[WORK TO BE COMPLETED] Copy each line of the records that holds the string "named".

[DATA ROWS]
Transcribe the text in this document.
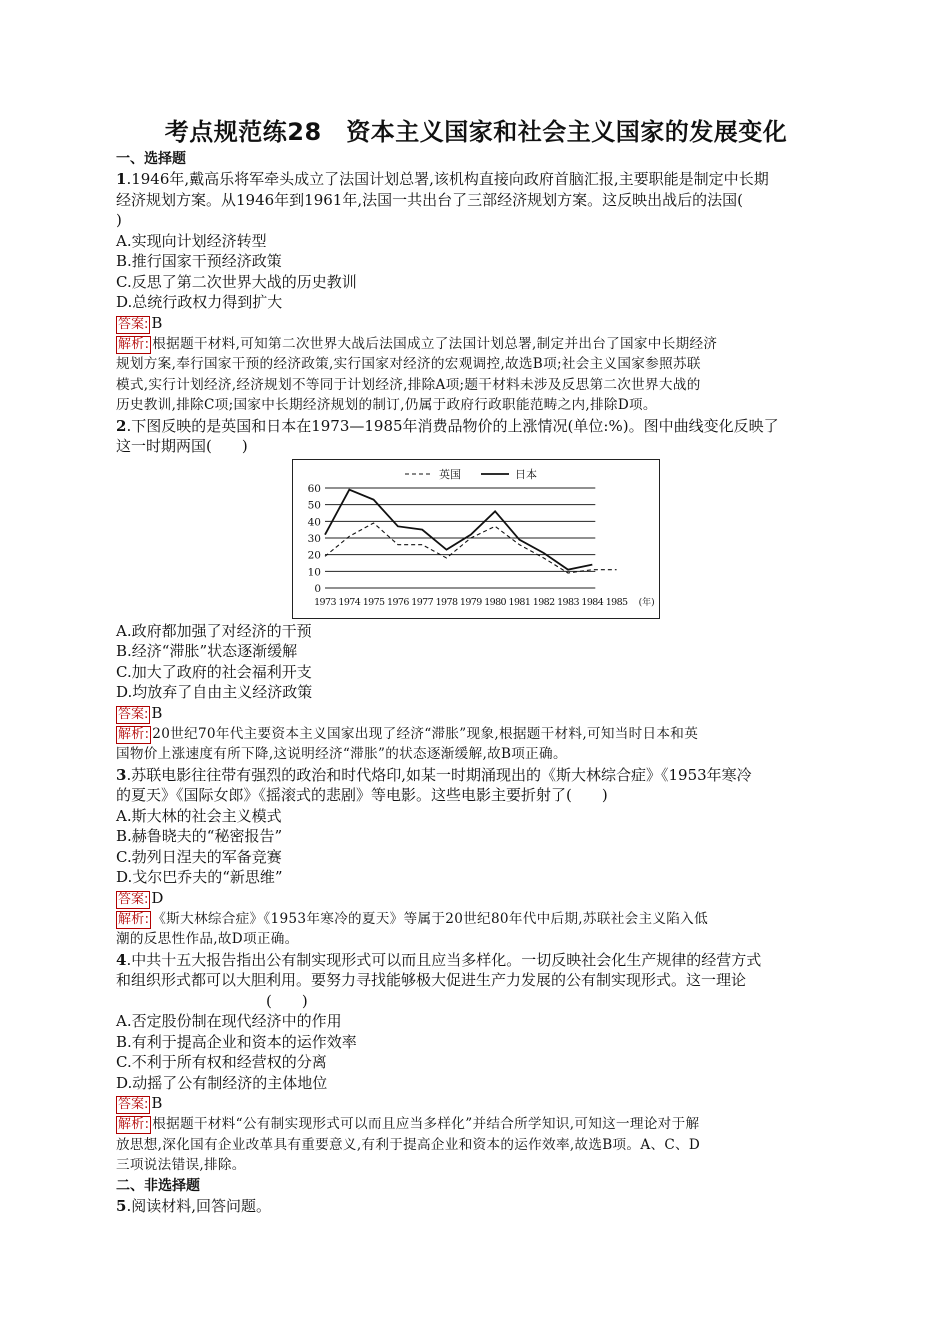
考点规范练28　资本主义国家和社会主义国家的发展变化
一、选择题
1.1946年,戴高乐将军牵头成立了法国计划总署,该机构直接向政府首脑汇报,主要职能是制定中长期
经济规划方案。从1946年到1961年,法国一共出台了三部经济规划方案。这反映出战后的法国(
)
A.实现向计划经济转型
B.推行国家干预经济政策
C.反思了第二次世界大战的历史教训
D.总统行政权力得到扩大
答案: B
解析: 根据题干材料,可知第二次世界大战后法国成立了法国计划总署,制定并出台了国家中长期经济
规划方案,奉行国家干预的经济政策,实行国家对经济的宏观调控,故选B项;社会主义国家参照苏联
模式,实行计划经济,经济规划不等同于计划经济,排除A项;题干材料未涉及反思第二次世界大战的
历史教训,排除C项;国家中长期经济规划的制订,仍属于政府行政职能范畴之内,排除D项。
2.下图反映的是英国和日本在1973—1985年消费品物价的上涨情况(单位:%)。图中曲线变化反映了
这一时期两国(　　)
0
10
20
30
40
50
60
1973 1974 1975 1976 1977 1978 1979 1980 1981 1982 1983 1984 1985 (年)
英国	日本
A.政府都加强了对经济的干预
B.经济“滞胀”状态逐渐缓解
C.加大了政府的社会福利开支
D.均放弃了自由主义经济政策
答案: B
解析: 20世纪70年代主要资本主义国家出现了经济“滞胀”现象,根据题干材料,可知当时日本和英
国物价上涨速度有所下降,这说明经济“滞胀”的状态逐渐缓解,故B项正确。
3.苏联电影往往带有强烈的政治和时代烙印,如某一时期涌现出的《斯大林综合症》《1953年寒冷
的夏天》《国际女郎》《摇滚式的悲剧》等电影。这些电影主要折射了(　　)
A.斯大林的社会主义模式
B.赫鲁晓夫的“秘密报告”
C.勃列日涅夫的军备竞赛
D.戈尔巴乔夫的“新思维”
答案: D
解析: 《斯大林综合症》《1953年寒冷的夏天》等属于20世纪80年代中后期,苏联社会主义陷入低
潮的反思性作品,故D项正确。
4.中共十五大报告指出公有制实现形式可以而且应当多样化。一切反映社会化生产规律的经营方式
和组织形式都可以大胆利用。要努力寻找能够极大促进生产力发展的公有制实现形式。这一理论
(　　)
A.否定股份制在现代经济中的作用
B.有利于提高企业和资本的运作效率
C.不利于所有权和经营权的分离
D.动摇了公有制经济的主体地位
答案: B
解析: 根据题干材料“公有制实现形式可以而且应当多样化”并结合所学知识,可知这一理论对于解
放思想,深化国有企业改革具有重要意义,有利于提高企业和资本的运作效率,故选B项。A、C、D
三项说法错误,排除。
二、非选择题
5.阅读材料,回答问题。
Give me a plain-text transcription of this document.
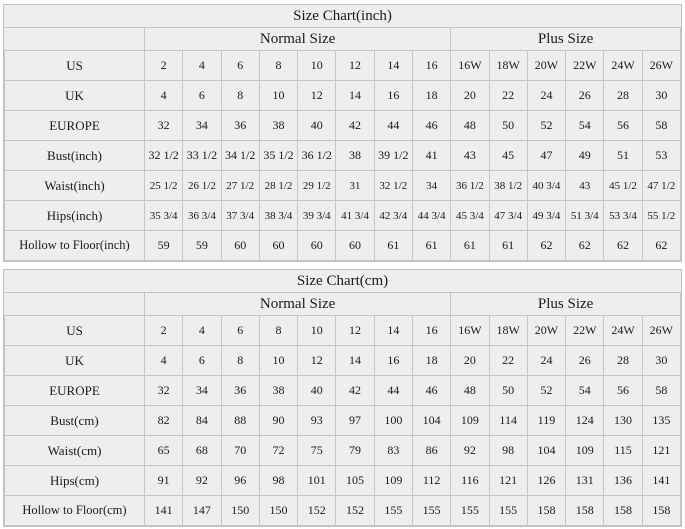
Size Chart(inch)														
	Normal Size								Plus Size					
US	2	4	6	8	10	12	14	16	16W	18W	20W	22W	24W	26W
UK	4	6	8	10	12	14	16	18	20	22	24	26	28	30
EUROPE	32	34	36	38	40	42	44	46	48	50	52	54	56	58
Bust(inch)	32 1/2	33 1/2	34 1/2	35 1/2	36 1/2	38	39 1/2	41	43	45	47	49	51	53
Waist(inch)	25 1/2	26 1/2	27 1/2	28 1/2	29 1/2	31	32 1/2	34	36 1/2	38 1/2	40 3/4	43	45 1/2	47 1/2
Hips(inch)	35 3/4	36 3/4	37 3/4	38 3/4	39 3/4	41 3/4	42 3/4	44 3/4	45 3/4	47 3/4	49 3/4	51 3/4	53 3/4	55 1/2
Hollow to Floor(inch)	59	59	60	60	60	60	61	61	61	61	62	62	62	62
Size Chart(cm)														
	Normal Size								Plus Size					
US	2	4	6	8	10	12	14	16	16W	18W	20W	22W	24W	26W
UK	4	6	8	10	12	14	16	18	20	22	24	26	28	30
EUROPE	32	34	36	38	40	42	44	46	48	50	52	54	56	58
Bust(cm)	82	84	88	90	93	97	100	104	109	114	119	124	130	135
Waist(cm)	65	68	70	72	75	79	83	86	92	98	104	109	115	121
Hips(cm)	91	92	96	98	101	105	109	112	116	121	126	131	136	141
Hollow to Floor(cm)	141	147	150	150	152	152	155	155	155	155	158	158	158	158
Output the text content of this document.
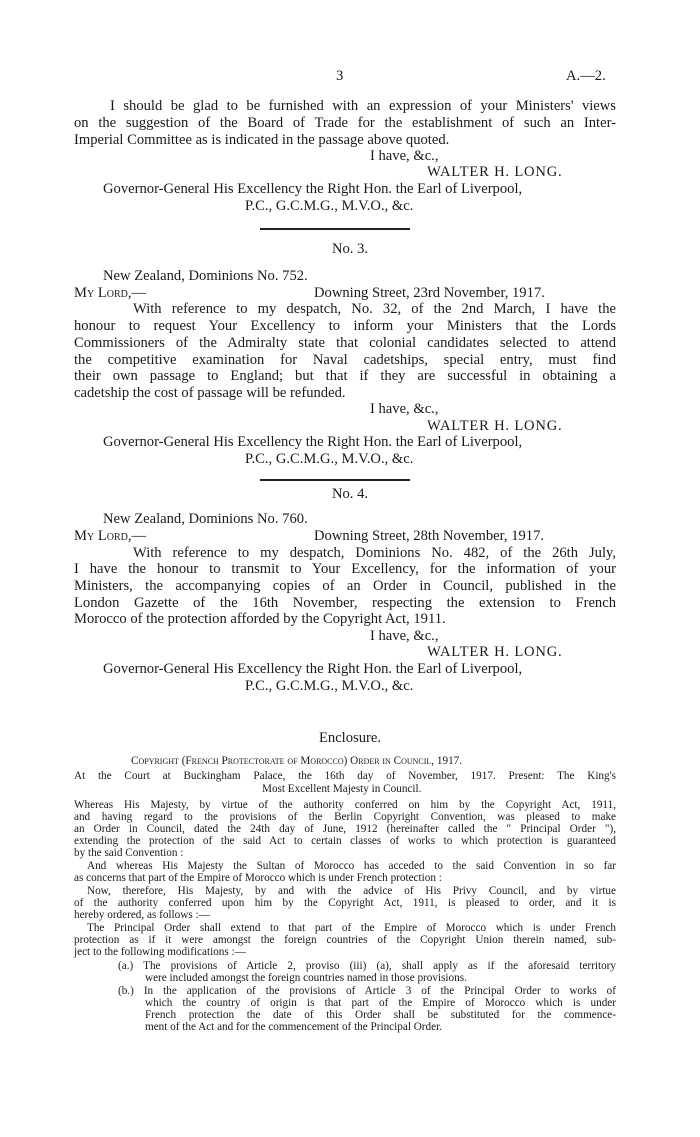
3	A.—2.
I should be glad to be furnished with an expression of your Ministers' views
on the suggestion of the Board of Trade for the establishment of such an Inter-
Imperial Committee as is indicated in the passage above quoted.
I have, &c.,
WALTER H. LONG.
Governor-General His Excellency the Right Hon. the Earl of Liverpool,
P.C., G.C.M.G., M.V.O., &c.
No. 3.
New Zealand, Dominions No. 752.
My Lord,—	Downing Street, 23rd November, 1917.
With reference to my despatch, No. 32, of the 2nd March, I have the
honour to request Your Excellency to inform your Ministers that the Lords
Commissioners of the Admiralty state that colonial candidates selected to attend
the competitive examination for Naval cadetships, special entry, must find
their own passage to England; but that if they are successful in obtaining a
cadetship the cost of passage will be refunded.
I have, &c.,
WALTER H. LONG.
Governor-General His Excellency the Right Hon. the Earl of Liverpool,
P.C., G.C.M.G., M.V.O., &c.
No. 4.
New Zealand, Dominions No. 760.
My Lord,—	Downing Street, 28th November, 1917.
With reference to my despatch, Dominions No. 482, of the 26th July,
I have the honour to transmit to Your Excellency, for the information of your
Ministers, the accompanying copies of an Order in Council, published in the
London Gazette of the 16th November, respecting the extension to French
Morocco of the protection afforded by the Copyright Act, 1911.
I have, &c.,
WALTER H. LONG.
Governor-General His Excellency the Right Hon. the Earl of Liverpool,
P.C., G.C.M.G., M.V.O., &c.
Enclosure.
Copyright (French Protectorate of Morocco) Order in Council, 1917.
At the Court at Buckingham Palace, the 16th day of November, 1917. Present: The King's
Most Excellent Majesty in Council.
Whereas His Majesty, by virtue of the authority conferred on him by the Copyright Act, 1911,
and having regard to the provisions of the Berlin Copyright Convention, was pleased to make
an Order in Council, dated the 24th day of June, 1912 (hereinafter called the " Principal Order "),
extending the protection of the said Act to certain classes of works to which protection is guaranteed
by the said Convention :
And whereas His Majesty the Sultan of Morocco has acceded to the said Convention in so far
as concerns that part of the Empire of Morocco which is under French protection :
Now, therefore, His Majesty, by and with the advice of His Privy Council, and by virtue
of the authority conferred upon him by the Copyright Act, 1911, is pleased to order, and it is
hereby ordered, as follows :—
The Principal Order shall extend to that part of the Empire of Morocco which is under French
protection as if it were amongst the foreign countries of the Copyright Union therein named, sub-
ject to the following modifications :—
(a.) The provisions of Article 2, proviso (iii) (a), shall apply as if the aforesaid territory
were included amongst the foreign countries named in those provisions.
(b.) In the application of the provisions of Article 3 of the Principal Order to works of
which the country of origin is that part of the Empire of Morocco which is under
French protection the date of this Order shall be substituted for the commence-
ment of the Act and for the commencement of the Principal Order.
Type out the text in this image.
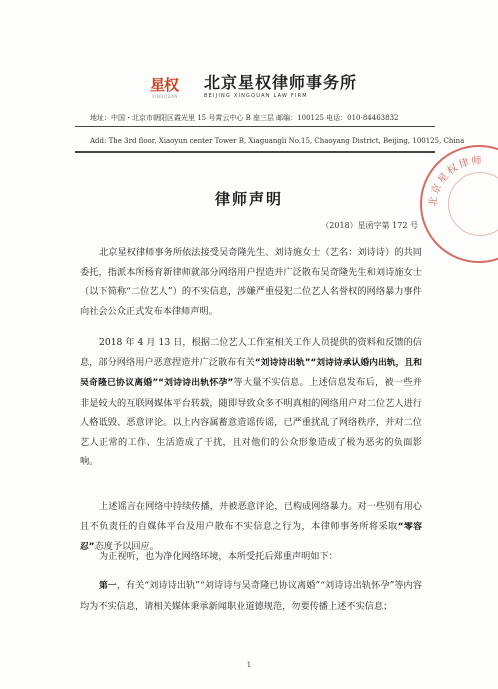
星权
XINGQUAN
北京星权律师事务所
BEIJING XINGQUAN LAW FIRM
地址：中国・北京市朝阳区霞光里 15 号霄云中心 B 座三层 邮编：100125 电话：010-84463832
Add: The 3rd floor, Xiaoyun center Tower B, Xiaguangli No.15, Chaoyang District, Beijing, 100125, China
北京星权律师
律师声明
（2018）星函字第 172 号
北京星权律师事务所依法接受吴奇隆先生、刘诗施女士（艺名：刘诗诗）的共同委托，指派本所杨育新律师就部分网络用户捏造并广泛散布吴奇隆先生和刘诗施女士（以下简称“二位艺人”）的不实信息，涉嫌严重侵犯二位艺人名誉权的网络暴力事件向社会公众正式发布本律师声明。
2018 年 4 月 13 日，根据二位艺人工作室相关工作人员提供的资料和反馈的信息，部分网络用户恶意捏造并广泛散布有关“刘诗诗出轨”“刘诗诗承认婚内出轨，且和吴奇隆已协议离婚”“刘诗诗出轨怀孕”等大量不实信息。上述信息发布后，被一些并非是较大的互联网媒体平台转载，随即导致众多不明真相的网络用户对二位艺人进行人格诋毁、恶意评论。以上内容属蓄意造谣传谣，已严重扰乱了网络秩序，并对二位艺人正常的工作、生活造成了干扰，且对他们的公众形象造成了极为恶劣的负面影响。
上述谣言在网络中持续传播，并被恶意评论，已构成网络暴力。对一些别有用心且不负责任的自媒体平台及用户散布不实信息之行为，本律师事务所将采取“零容忍”态度予以回应。
为正视听，也为净化网络环境，本所受托后郑重声明如下：
第一，有关“刘诗诗出轨”“刘诗诗与吴奇隆已协议离婚”“刘诗诗出轨怀孕”等内容均为不实信息，请相关媒体秉承新闻职业道德规范，勿要传播上述不实信息；
1
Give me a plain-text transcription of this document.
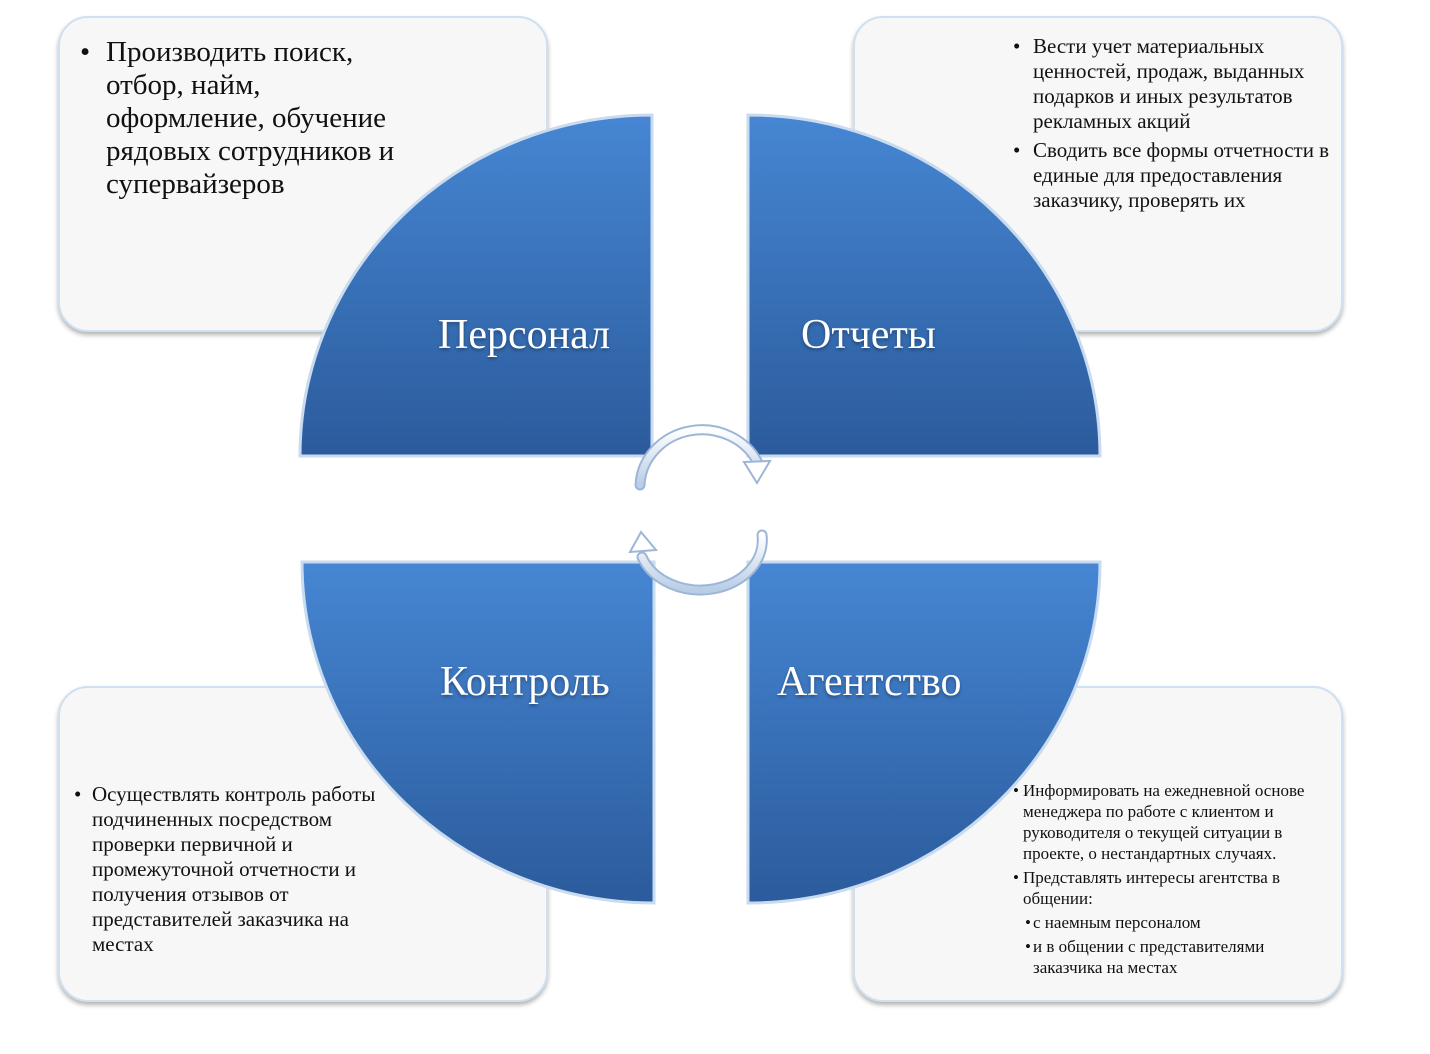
• Производить поиск, отбор, найм, оформление, обучение рядовых сотрудников и супервайзеров
• Вести учет материальных ценностей, продаж, выданных подарков и иных результатов рекламных акций
• Сводить все формы отчетности в единые для предоставления заказчику, проверять их
• Осуществлять контроль работы подчиненных посредством проверки первичной и промежуточной отчетности и получения отзывов от представителей заказчика на местах
• Информировать на ежедневной основе менеджера по работе с клиентом и руководителя о текущей ситуации в проекте, о нестандартных случаях.
• Представлять интересы агентства в общении:
• с наемным персоналом
• и в общении с представителями заказчика на местах
Персонал	Отчеты
Контроль	Агентство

[CORRECT OUTPUT]
protection as if it were amongst the foreign countries of the Copyright Union therein named, sub-
were included amongst the foreign countries named in those provisions.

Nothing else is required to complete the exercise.